Problem details:
Lines containing "https" are to be counted. Give the number and nothing more.

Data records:
□ □ □ □

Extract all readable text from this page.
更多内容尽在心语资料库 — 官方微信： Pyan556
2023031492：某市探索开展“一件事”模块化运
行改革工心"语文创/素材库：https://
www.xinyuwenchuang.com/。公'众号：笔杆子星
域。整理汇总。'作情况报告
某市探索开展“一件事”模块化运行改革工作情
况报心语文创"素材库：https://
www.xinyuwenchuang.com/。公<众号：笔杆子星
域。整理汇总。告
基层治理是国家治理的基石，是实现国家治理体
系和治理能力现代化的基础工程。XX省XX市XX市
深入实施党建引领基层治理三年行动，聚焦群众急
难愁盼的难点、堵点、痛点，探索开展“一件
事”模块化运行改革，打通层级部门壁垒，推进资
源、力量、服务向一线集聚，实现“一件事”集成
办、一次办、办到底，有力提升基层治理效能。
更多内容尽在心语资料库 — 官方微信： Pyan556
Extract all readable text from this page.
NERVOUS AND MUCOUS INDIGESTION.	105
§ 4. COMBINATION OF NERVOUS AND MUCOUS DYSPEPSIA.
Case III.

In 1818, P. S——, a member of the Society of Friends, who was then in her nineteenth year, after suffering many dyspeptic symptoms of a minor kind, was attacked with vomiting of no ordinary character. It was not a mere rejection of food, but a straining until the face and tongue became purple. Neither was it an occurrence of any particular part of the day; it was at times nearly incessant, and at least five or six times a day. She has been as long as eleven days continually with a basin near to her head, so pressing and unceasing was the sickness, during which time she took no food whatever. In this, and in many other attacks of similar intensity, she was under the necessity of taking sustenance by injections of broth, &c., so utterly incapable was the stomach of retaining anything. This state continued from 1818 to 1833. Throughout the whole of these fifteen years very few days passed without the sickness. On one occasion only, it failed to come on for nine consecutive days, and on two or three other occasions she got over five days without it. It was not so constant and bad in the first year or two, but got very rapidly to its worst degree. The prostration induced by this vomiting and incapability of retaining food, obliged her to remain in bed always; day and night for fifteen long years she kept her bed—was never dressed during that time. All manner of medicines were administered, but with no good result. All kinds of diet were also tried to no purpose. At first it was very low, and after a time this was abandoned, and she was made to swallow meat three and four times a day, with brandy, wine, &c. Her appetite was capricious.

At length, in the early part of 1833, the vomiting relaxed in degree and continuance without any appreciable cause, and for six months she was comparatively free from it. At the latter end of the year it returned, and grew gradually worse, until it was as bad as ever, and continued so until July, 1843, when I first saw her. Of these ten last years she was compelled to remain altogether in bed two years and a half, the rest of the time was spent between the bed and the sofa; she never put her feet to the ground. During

□ □ □ □

Response:
2